-- begin --

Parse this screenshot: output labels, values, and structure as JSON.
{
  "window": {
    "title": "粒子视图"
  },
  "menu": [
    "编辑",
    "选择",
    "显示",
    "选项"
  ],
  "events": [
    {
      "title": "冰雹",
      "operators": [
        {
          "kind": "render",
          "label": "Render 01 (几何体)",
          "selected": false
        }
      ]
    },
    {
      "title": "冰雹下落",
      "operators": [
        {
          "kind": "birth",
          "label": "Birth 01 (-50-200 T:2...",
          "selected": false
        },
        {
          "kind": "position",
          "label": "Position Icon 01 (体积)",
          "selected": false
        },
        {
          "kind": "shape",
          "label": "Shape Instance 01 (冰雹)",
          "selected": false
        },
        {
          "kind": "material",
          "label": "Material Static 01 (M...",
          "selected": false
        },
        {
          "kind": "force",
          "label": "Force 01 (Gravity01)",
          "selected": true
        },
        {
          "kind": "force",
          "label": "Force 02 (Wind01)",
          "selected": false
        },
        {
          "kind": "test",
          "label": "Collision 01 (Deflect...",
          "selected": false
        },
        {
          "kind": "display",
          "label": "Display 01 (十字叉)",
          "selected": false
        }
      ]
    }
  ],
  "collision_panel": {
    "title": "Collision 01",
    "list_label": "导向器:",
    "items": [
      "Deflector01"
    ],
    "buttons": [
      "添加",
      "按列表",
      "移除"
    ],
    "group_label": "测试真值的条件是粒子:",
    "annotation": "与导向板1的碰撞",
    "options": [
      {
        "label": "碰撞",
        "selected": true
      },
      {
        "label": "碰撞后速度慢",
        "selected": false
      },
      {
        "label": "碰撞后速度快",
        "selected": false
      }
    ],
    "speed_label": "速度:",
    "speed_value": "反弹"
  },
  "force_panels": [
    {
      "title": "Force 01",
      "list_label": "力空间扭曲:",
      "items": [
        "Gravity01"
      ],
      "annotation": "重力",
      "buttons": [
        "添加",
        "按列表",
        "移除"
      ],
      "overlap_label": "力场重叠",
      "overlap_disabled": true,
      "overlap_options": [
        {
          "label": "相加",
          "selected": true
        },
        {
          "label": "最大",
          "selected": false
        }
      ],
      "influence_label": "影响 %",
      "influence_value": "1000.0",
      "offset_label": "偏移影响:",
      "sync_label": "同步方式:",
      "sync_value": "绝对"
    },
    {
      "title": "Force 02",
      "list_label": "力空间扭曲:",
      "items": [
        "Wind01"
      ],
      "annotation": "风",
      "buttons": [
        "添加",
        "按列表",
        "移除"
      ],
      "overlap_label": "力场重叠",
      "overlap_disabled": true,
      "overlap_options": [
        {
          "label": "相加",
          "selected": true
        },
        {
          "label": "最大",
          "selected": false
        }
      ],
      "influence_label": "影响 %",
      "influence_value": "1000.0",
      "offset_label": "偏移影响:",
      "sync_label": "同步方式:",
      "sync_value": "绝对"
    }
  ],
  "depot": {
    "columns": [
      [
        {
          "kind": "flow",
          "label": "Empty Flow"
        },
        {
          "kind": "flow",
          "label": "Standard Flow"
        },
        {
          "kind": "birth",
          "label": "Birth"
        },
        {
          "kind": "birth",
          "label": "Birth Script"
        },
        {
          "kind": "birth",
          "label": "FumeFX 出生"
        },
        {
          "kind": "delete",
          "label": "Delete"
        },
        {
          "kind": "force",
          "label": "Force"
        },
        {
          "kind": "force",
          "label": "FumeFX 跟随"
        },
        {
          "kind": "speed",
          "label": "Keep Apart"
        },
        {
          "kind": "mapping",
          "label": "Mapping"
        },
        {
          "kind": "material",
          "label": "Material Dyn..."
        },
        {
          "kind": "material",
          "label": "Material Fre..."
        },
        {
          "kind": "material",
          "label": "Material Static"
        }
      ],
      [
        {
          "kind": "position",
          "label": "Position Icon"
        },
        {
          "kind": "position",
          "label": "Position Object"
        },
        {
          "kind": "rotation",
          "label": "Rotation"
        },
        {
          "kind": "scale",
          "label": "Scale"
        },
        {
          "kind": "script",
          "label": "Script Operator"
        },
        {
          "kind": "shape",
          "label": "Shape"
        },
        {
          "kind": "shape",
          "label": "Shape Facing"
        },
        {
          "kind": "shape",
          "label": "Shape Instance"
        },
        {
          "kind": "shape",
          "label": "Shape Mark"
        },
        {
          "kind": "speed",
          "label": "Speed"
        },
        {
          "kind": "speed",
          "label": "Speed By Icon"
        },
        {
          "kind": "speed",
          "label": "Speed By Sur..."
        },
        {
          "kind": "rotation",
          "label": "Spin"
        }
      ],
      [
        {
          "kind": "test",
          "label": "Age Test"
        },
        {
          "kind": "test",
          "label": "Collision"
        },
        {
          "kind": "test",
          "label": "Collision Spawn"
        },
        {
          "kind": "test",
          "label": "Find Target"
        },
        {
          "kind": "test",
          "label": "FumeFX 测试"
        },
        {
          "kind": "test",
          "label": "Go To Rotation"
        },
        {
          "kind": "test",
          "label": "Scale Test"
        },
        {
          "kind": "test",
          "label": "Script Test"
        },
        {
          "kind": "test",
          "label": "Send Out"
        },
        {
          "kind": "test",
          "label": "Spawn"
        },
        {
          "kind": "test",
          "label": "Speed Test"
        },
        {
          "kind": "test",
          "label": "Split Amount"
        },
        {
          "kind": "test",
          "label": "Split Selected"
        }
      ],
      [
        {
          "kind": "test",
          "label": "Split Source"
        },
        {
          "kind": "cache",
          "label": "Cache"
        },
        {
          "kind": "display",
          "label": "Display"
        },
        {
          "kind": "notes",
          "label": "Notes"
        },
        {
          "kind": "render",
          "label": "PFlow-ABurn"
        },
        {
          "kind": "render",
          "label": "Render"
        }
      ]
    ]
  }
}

-- end --

What needs to be done:
Copy out each line exactly.

Written solution:
Parse this screenshot: output labels, values, and structure as JSON.
{
  "window": {
    "title": "粒子视图"
  },
  "menu": [
    "编辑",
    "选择",
    "显示",
    "选项"
  ],
  "events": [
    {
      "title": "冰雹",
      "operators": [
        {
          "kind": "render",
          "label": "Render 01 (几何体)",
          "selected": false
        }
      ]
    },
    {
      "title": "冰雹下落",
      "operators": [
        {
          "kind": "birth",
          "label": "Birth 01 (-50-200 T:2...",
          "selected": false
        },
        {
          "kind": "position",
          "label": "Position Icon 01 (体积)",
          "selected": false
        },
        {
          "kind": "shape",
          "label": "Shape Instance 01 (冰雹)",
          "selected": false
        },
        {
          "kind": "material",
          "label": "Material Static 01 (M...",
          "selected": false
        },
        {
          "kind": "force",
          "label": "Force 01 (Gravity01)",
          "selected": true
        },
        {
          "kind": "force",
          "label": "Force 02 (Wind01)",
          "selected": false
        },
        {
          "kind": "test",
          "label": "Collision 01 (Deflect...",
          "selected": false
        },
        {
          "kind": "display",
          "label": "Display 01 (十字叉)",
          "selected": false
        }
      ]
    }
  ],
  "collision_panel": {
    "title": "Collision 01",
    "list_label": "导向器:",
    "items": [
      "Deflector01"
    ],
    "buttons": [
      "添加",
      "按列表",
      "移除"
    ],
    "group_label": "测试真值的条件是粒子:",
    "annotation": "与导向板1的碰撞",
    "options": [
      {
        "label": "碰撞",
        "selected": true
      },
      {
        "label": "碰撞后速度慢",
        "selected": false
      },
      {
        "label": "碰撞后速度快",
        "selected": false
      }
    ],
    "speed_label": "速度:",
    "speed_value": "反弹"
  },
  "force_panels": [
    {
      "title": "Force 01",
      "list_label": "力空间扭曲:",
      "items": [
        "Gravity01"
      ],
      "annotation": "重力",
      "buttons": [
        "添加",
        "按列表",
        "移除"
      ],
      "overlap_label": "力场重叠",
      "overlap_disabled": true,
      "overlap_options": [
        {
          "label": "相加",
          "selected": true
        },
        {
          "label": "最大",
          "selected": false
        }
      ],
      "influence_label": "影响 %",
      "influence_value": "1000.0",
      "offset_label": "偏移影响:",
      "sync_label": "同步方式:",
      "sync_value": "绝对"
    },
    {
      "title": "Force 02",
      "list_label": "力空间扭曲:",
      "items": [
        "Wind01"
      ],
      "annotation": "风",
      "buttons": [
        "添加",
        "按列表",
        "移除"
      ],
      "overlap_label": "力场重叠",
      "overlap_disabled": true,
      "overlap_options": [
        {
          "label": "相加",
          "selected": true
        },
        {
          "label": "最大",
          "selected": false
        }
      ],
      "influence_label": "影响 %",
      "influence_value": "1000.0",
      "offset_label": "偏移影响:",
      "sync_label": "同步方式:",
      "sync_value": "绝对"
    }
  ],
  "depot": {
    "columns": [
      [
        {
          "kind": "flow",
          "label": "Empty Flow"
        },
        {
          "kind": "flow",
          "label": "Standard Flow"
        },
        {
          "kind": "birth",
          "label": "Birth"
        },
        {
          "kind": "birth",
          "label": "Birth Script"
        },
        {
          "kind": "birth",
          "label": "FumeFX 出生"
        },
        {
          "kind": "delete",
          "label": "Delete"
        },
        {
          "kind": "force",
          "label": "Force"
        },
        {
          "kind": "force",
          "label": "FumeFX 跟随"
        },
        {
          "kind": "speed",
          "label": "Keep Apart"
        },
        {
          "kind": "mapping",
          "label": "Mapping"
        },
        {
          "kind": "material",
          "label": "Material Dyn..."
        },
        {
          "kind": "material",
          "label": "Material Fre..."
        },
        {
          "kind": "material",
          "label": "Material Static"
        }
      ],
      [
        {
          "kind": "position",
          "label": "Position Icon"
        },
        {
          "kind": "position",
          "label": "Position Object"
        },
        {
          "kind": "rotation",
          "label": "Rotation"
        },
        {
          "kind": "scale",
          "label": "Scale"
        },
        {
          "kind": "script",
          "label": "Script Operator"
        },
        {
          "kind": "shape",
          "label": "Shape"
        },
        {
          "kind": "shape",
          "label": "Shape Facing"
        },
        {
          "kind": "shape",
          "label": "Shape Instance"
        },
        {
          "kind": "shape",
          "label": "Shape Mark"
        },
        {
          "kind": "speed",
          "label": "Speed"
        },
        {
          "kind": "speed",
          "label": "Speed By Icon"
        },
        {
          "kind": "speed",
          "label": "Speed By Sur..."
        },
        {
          "kind": "rotation",
          "label": "Spin"
        }
      ],
      [
        {
          "kind": "test",
          "label": "Age Test"
        },
        {
          "kind": "test",
          "label": "Collision"
        },
        {
          "kind": "test",
          "label": "Collision Spawn"
        },
        {
          "kind": "test",
          "label": "Find Target"
        },
        {
          "kind": "test",
          "label": "FumeFX 测试"
        },
        {
          "kind": "test",
          "label": "Go To Rotation"
        },
        {
          "kind": "test",
          "label": "Scale Test"
        },
        {
          "kind": "test",
          "label": "Script Test"
        },
        {
          "kind": "test",
          "label": "Send Out"
        },
        {
          "kind": "test",
          "label": "Spawn"
        },
        {
          "kind": "test",
          "label": "Speed Test"
        },
        {
          "kind": "test",
          "label": "Split Amount"
        },
        {
          "kind": "test",
          "label": "Split Selected"
        }
      ],
      [
        {
          "kind": "test",
          "label": "Split Source"
        },
        {
          "kind": "cache",
          "label": "Cache"
        },
        {
          "kind": "display",
          "label": "Display"
        },
        {
          "kind": "notes",
          "label": "Notes"
        },
        {
          "kind": "render",
          "label": "PFlow-ABurn"
        },
        {
          "kind": "render",
          "label": "Render"
        }
      ]
    ]
  }
}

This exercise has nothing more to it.